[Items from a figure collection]
----------
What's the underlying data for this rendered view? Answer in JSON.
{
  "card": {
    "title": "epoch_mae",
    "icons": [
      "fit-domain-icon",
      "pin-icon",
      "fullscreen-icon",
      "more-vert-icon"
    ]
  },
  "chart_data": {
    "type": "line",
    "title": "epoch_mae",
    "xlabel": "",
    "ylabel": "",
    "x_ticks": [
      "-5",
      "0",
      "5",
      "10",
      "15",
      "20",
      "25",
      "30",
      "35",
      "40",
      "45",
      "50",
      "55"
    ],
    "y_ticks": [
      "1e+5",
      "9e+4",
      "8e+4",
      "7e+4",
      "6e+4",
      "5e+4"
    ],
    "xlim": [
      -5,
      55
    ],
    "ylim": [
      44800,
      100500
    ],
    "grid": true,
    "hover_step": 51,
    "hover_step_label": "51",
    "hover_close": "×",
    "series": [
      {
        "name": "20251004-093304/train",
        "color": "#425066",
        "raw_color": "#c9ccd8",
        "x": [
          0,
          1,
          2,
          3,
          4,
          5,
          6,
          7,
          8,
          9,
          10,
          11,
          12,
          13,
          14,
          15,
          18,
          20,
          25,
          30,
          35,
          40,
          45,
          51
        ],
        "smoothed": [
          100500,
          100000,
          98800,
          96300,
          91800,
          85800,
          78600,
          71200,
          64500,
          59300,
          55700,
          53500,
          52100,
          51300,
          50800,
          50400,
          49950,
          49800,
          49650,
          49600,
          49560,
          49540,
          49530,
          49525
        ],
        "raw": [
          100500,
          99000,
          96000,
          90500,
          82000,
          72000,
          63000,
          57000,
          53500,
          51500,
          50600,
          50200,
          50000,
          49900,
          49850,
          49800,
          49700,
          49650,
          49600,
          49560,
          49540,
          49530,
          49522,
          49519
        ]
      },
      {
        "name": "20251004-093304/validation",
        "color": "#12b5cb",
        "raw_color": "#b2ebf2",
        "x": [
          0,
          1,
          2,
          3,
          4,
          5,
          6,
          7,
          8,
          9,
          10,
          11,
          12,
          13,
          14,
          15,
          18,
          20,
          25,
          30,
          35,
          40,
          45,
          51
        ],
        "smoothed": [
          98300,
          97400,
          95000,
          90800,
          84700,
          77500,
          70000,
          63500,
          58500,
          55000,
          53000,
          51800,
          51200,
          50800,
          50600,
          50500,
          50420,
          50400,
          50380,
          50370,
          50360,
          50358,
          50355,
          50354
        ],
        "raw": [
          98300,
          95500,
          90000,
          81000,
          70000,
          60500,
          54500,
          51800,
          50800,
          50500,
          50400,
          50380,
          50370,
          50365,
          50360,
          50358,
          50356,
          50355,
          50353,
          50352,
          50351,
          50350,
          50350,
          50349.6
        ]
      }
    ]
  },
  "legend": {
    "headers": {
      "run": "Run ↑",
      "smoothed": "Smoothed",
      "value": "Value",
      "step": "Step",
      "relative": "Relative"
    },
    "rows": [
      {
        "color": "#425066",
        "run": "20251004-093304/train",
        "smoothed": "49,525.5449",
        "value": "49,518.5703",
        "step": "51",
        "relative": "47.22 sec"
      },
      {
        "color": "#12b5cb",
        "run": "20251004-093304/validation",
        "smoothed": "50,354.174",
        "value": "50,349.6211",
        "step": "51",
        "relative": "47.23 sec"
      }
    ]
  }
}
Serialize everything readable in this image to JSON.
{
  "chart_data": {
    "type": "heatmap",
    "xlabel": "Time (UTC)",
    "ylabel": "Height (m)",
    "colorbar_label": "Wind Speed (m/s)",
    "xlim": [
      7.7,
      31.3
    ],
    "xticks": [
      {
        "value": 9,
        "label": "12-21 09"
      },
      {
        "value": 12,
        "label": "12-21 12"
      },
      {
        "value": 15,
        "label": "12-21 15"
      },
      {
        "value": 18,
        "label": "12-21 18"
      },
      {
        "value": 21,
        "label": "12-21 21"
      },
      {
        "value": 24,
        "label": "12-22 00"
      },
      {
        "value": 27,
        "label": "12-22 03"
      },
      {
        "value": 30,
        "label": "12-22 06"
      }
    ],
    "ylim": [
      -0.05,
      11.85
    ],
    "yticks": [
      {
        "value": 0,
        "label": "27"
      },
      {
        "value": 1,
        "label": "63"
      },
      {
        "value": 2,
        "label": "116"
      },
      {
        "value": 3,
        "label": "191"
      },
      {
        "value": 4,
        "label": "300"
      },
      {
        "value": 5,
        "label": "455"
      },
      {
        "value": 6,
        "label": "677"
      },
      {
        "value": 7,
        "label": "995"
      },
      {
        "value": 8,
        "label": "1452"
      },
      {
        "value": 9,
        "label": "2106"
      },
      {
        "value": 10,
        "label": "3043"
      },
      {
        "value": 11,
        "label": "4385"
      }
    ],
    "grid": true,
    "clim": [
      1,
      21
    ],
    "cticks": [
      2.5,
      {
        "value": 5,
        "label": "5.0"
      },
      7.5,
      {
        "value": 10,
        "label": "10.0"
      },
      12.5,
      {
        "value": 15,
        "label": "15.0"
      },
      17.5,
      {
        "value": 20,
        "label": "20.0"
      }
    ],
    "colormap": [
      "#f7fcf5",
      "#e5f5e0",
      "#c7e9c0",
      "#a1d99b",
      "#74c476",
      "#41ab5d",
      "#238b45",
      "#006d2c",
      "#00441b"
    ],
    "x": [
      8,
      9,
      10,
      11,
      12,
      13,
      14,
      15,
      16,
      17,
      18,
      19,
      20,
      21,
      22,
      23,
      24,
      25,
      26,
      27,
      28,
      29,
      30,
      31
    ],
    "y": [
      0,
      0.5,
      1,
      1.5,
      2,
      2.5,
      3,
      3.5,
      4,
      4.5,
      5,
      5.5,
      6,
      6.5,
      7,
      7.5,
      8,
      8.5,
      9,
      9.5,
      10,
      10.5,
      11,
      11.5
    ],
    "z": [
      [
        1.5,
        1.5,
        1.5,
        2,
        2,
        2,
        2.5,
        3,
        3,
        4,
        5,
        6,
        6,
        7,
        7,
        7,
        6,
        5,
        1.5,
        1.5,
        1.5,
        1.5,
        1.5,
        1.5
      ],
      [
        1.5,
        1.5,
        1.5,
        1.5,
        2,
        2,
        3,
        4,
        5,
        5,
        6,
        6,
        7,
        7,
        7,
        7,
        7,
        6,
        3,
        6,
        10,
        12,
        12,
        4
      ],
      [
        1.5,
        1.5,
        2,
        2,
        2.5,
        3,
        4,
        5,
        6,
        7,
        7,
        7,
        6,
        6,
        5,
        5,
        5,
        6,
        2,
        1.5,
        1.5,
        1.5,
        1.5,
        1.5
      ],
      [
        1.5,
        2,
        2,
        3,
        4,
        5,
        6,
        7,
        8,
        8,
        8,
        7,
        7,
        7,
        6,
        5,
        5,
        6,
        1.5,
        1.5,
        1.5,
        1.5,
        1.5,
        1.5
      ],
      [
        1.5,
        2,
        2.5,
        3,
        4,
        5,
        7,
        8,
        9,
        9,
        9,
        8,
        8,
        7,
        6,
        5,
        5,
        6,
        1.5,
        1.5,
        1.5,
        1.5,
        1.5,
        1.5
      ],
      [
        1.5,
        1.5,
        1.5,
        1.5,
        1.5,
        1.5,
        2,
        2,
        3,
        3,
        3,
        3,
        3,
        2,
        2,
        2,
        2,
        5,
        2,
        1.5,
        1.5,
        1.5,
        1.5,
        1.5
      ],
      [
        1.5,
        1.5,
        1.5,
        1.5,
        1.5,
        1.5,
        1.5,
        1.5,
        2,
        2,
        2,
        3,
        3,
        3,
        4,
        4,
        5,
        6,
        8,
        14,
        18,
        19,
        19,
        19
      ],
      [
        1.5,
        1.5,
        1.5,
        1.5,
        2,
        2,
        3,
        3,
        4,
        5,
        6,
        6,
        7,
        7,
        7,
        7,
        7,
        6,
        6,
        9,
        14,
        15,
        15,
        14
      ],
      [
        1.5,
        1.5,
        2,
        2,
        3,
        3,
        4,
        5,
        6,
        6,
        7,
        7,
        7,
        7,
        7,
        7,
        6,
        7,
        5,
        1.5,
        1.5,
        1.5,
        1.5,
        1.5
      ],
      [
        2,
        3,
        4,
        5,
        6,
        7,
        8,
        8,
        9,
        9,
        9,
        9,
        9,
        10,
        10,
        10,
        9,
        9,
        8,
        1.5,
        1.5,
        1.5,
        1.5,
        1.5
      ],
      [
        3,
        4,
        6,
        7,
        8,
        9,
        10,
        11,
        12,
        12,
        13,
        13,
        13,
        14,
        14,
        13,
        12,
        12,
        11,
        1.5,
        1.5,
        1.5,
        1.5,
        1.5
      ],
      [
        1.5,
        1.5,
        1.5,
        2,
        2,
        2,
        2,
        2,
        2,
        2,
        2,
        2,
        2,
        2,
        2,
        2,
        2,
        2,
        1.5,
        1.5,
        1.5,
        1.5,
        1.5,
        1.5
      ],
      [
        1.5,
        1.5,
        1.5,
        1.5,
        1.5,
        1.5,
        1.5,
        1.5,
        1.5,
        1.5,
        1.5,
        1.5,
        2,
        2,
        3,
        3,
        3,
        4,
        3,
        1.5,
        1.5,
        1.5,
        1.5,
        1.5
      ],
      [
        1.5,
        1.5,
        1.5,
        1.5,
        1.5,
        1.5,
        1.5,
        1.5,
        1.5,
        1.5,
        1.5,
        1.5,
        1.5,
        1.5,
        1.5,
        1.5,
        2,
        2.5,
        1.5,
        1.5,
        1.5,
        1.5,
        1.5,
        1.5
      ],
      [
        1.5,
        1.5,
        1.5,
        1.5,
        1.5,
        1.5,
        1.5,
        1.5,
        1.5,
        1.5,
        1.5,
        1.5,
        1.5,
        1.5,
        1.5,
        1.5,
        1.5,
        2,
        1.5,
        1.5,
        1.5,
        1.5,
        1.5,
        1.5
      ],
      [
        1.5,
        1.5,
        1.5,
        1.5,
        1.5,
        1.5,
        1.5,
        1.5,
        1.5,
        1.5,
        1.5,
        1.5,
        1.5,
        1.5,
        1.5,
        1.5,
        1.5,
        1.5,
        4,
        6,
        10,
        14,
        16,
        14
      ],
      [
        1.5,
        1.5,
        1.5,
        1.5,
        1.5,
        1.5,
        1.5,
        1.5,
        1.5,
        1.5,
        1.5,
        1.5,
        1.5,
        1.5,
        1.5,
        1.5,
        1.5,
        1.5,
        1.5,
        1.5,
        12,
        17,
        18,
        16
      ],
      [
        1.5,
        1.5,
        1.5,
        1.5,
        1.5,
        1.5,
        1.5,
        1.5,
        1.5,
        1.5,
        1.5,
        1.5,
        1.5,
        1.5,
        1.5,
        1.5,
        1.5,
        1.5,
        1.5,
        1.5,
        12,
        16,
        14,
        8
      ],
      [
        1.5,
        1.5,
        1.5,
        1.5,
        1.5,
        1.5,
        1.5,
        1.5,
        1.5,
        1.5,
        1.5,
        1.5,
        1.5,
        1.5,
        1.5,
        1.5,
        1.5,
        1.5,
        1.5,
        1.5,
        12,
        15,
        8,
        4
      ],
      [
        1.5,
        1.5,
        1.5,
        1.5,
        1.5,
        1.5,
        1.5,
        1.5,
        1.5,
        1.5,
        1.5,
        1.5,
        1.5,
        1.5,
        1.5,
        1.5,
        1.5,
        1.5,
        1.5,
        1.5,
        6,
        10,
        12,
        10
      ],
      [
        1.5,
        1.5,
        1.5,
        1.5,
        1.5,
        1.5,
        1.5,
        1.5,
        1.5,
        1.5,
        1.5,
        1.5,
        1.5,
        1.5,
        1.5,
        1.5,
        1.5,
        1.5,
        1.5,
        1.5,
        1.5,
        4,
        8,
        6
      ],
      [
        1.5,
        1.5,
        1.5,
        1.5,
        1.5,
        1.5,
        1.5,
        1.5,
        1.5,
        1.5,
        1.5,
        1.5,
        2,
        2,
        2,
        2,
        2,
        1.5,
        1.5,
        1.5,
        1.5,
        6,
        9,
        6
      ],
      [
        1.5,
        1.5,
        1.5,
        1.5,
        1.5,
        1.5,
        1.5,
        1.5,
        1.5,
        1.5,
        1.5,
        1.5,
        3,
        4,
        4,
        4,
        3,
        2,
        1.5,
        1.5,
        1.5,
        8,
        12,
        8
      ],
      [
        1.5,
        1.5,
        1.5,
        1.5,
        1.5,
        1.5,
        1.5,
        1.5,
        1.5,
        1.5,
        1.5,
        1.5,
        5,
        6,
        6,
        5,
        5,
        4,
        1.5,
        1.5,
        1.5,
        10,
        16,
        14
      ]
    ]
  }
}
----------
### Job
List all lines above in which the string "name" appears.

### Answer to this task
        "name": "20251004-093304/train",
        "name": "20251004-093304/validation",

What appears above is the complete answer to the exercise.